• WHAT YOU SHOULD DO
Gather the lines from the material that contain "অবসরপ".

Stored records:

-- begin --

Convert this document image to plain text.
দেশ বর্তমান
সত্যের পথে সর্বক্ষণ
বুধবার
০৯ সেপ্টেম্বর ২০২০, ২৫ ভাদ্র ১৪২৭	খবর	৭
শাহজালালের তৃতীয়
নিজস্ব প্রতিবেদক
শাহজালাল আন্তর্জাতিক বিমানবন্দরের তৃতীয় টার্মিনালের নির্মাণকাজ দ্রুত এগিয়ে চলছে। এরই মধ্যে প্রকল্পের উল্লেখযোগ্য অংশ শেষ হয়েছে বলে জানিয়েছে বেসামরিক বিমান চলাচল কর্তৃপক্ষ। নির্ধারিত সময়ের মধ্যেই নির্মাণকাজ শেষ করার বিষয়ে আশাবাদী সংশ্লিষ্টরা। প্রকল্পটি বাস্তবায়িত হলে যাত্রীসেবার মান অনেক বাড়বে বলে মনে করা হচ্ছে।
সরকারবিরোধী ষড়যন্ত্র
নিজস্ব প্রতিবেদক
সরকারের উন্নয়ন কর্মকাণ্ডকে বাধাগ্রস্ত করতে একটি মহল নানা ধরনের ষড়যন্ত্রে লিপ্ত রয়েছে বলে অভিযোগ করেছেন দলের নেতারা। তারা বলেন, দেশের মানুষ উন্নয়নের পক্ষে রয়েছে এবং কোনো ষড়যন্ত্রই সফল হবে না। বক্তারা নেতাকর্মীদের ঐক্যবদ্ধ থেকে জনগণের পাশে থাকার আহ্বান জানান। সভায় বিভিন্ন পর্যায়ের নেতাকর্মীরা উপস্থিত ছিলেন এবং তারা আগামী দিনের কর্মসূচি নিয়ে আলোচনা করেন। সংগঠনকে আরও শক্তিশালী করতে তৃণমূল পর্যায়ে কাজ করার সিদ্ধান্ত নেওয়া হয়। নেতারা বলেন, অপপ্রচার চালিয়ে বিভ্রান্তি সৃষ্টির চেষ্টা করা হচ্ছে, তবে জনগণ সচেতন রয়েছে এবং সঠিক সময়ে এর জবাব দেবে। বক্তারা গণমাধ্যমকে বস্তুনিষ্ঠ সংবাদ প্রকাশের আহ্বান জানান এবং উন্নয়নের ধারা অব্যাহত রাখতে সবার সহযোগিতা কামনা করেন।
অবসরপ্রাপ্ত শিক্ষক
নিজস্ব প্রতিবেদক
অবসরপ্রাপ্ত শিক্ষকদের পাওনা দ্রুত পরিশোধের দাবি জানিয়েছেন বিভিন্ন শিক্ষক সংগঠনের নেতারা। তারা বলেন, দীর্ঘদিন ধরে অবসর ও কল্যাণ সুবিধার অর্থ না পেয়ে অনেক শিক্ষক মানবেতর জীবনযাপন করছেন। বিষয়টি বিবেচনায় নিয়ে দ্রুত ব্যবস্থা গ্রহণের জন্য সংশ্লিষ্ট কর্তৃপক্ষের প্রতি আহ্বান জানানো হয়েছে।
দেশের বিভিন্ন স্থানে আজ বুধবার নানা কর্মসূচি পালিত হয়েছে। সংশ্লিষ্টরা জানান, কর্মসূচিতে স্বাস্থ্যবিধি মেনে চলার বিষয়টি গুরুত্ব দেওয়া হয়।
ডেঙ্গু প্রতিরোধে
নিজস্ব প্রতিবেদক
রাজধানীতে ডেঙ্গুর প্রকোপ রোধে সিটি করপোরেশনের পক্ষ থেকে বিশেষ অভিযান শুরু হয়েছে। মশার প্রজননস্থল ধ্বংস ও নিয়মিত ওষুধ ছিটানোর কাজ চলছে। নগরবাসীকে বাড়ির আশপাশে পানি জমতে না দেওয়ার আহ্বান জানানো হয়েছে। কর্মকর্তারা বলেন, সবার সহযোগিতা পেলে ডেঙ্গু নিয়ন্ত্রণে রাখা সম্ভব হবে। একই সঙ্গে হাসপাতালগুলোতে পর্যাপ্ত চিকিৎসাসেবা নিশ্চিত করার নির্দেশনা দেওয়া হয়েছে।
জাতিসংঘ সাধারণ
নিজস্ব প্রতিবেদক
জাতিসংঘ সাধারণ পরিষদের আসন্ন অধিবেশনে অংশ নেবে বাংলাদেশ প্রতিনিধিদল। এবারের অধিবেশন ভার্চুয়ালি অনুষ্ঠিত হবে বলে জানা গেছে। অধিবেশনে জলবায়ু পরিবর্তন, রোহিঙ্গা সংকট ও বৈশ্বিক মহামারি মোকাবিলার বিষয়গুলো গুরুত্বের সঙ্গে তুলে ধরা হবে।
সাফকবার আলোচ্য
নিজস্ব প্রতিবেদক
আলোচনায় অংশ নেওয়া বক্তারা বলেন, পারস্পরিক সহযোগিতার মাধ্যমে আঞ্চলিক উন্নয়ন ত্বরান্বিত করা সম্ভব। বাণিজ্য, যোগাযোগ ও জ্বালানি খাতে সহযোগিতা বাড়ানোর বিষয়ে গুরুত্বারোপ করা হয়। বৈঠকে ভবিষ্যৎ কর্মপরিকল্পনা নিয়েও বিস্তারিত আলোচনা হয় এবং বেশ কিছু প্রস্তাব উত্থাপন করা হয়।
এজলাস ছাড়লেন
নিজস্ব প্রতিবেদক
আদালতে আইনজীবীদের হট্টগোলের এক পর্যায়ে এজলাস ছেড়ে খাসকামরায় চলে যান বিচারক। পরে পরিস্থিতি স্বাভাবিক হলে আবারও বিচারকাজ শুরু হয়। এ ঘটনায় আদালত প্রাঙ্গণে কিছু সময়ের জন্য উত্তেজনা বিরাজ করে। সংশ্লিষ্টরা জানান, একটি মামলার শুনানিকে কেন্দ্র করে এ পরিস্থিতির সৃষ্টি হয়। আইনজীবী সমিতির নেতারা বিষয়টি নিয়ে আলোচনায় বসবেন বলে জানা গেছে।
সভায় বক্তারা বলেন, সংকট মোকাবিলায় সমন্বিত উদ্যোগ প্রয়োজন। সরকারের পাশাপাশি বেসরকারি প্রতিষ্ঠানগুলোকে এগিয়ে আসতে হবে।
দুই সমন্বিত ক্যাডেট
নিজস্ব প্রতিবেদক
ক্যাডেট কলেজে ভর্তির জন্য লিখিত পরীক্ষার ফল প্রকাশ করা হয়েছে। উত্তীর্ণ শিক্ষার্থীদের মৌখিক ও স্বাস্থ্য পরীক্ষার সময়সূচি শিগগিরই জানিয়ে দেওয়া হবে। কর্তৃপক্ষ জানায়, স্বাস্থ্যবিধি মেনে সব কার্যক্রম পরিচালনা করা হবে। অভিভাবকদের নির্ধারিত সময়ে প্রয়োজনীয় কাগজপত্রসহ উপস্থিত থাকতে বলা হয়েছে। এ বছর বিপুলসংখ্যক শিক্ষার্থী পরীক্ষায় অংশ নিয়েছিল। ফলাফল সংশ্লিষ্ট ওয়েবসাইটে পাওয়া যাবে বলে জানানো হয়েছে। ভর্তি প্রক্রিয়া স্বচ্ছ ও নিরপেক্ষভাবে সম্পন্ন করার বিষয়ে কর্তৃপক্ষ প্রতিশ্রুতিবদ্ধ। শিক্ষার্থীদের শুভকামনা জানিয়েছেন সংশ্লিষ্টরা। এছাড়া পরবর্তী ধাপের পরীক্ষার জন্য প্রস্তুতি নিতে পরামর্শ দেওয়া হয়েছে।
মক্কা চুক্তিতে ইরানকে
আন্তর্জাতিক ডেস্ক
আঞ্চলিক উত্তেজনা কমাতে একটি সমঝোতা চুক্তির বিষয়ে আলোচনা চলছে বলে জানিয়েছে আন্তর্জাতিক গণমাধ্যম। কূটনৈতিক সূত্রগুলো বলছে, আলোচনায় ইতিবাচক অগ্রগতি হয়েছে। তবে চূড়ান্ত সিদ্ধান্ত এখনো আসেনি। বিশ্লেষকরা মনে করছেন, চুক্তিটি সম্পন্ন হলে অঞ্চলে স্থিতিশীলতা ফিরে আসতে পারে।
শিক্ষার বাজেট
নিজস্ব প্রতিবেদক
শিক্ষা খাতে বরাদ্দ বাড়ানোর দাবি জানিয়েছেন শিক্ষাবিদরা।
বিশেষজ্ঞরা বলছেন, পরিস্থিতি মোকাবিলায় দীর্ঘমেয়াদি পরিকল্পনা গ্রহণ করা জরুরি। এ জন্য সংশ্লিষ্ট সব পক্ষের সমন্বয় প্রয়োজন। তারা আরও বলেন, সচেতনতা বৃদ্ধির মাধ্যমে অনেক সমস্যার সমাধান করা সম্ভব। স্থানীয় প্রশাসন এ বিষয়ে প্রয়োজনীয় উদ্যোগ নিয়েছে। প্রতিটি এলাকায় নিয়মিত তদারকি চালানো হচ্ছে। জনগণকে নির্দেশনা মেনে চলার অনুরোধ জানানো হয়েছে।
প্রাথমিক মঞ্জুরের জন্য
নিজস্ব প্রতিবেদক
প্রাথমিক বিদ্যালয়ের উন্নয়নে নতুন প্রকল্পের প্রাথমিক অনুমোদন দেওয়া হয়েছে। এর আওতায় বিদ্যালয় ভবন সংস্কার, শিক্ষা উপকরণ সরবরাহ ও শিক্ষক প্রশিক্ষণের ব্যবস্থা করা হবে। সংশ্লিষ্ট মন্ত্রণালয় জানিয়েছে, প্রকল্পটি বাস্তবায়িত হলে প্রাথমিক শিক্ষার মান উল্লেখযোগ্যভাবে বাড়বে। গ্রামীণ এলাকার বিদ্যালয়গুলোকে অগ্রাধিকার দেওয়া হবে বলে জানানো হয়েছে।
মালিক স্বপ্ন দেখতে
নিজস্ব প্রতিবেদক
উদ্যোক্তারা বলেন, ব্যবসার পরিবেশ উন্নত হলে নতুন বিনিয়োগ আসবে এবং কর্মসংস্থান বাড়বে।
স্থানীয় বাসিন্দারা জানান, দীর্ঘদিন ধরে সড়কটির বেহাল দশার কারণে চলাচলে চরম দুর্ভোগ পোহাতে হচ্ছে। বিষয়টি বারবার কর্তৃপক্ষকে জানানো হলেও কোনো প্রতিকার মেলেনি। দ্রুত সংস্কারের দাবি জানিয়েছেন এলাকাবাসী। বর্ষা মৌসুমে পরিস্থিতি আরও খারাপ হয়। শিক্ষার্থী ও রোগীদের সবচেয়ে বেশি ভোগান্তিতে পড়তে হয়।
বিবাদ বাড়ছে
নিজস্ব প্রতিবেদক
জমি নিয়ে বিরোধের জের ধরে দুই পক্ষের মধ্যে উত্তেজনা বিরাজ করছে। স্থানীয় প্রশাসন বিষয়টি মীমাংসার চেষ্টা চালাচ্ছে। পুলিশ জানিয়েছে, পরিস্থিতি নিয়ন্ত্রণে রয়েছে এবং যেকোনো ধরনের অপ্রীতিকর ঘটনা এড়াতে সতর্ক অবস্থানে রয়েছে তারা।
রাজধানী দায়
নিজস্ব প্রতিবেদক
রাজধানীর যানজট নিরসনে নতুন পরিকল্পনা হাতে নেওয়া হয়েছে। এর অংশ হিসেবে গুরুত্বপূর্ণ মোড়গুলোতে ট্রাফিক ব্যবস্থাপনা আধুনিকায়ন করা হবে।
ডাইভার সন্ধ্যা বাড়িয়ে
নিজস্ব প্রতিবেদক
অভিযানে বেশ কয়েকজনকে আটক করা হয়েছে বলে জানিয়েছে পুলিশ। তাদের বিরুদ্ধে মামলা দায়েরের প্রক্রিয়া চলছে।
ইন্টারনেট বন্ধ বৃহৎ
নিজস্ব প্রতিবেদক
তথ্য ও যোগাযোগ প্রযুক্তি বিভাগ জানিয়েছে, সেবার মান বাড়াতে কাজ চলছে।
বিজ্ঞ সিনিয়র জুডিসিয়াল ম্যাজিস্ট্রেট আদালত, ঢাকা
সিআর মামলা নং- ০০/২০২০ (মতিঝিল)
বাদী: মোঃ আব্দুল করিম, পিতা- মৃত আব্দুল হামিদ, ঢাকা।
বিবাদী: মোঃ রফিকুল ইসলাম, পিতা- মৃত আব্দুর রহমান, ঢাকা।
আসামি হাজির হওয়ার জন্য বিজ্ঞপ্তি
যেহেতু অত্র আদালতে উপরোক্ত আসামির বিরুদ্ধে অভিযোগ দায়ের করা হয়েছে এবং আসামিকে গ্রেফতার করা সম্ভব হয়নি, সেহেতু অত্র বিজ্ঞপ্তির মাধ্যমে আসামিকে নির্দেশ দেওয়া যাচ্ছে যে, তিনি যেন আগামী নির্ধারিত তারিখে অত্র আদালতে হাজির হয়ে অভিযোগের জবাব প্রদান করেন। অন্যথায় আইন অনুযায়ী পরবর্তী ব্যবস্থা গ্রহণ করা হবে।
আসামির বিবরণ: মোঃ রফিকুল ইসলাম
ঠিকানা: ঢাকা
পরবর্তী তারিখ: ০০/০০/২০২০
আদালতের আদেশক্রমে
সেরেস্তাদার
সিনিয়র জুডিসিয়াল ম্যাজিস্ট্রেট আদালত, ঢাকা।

-- end --

• RESULT OF THIS EXERCISE
অবসরপ্রাপ্ত শিক্ষক
অবসরপ্রাপ্ত শিক্ষকদের পাওনা দ্রুত পরিশোধের দাবি জানিয়েছেন বিভিন্ন শিক্ষক সংগঠনের নেতারা। তারা বলেন, দীর্ঘদিন ধরে অবসর ও কল্যাণ সুবিধার অর্থ না পেয়ে অনেক শিক্ষক মানবেতর জীবনযাপন করছেন। বিষয়টি বিবেচনায় নিয়ে দ্রুত ব্যবস্থা গ্রহণের জন্য সংশ্লিষ্ট কর্তৃপক্ষের প্রতি আহ্বান জানানো হয়েছে।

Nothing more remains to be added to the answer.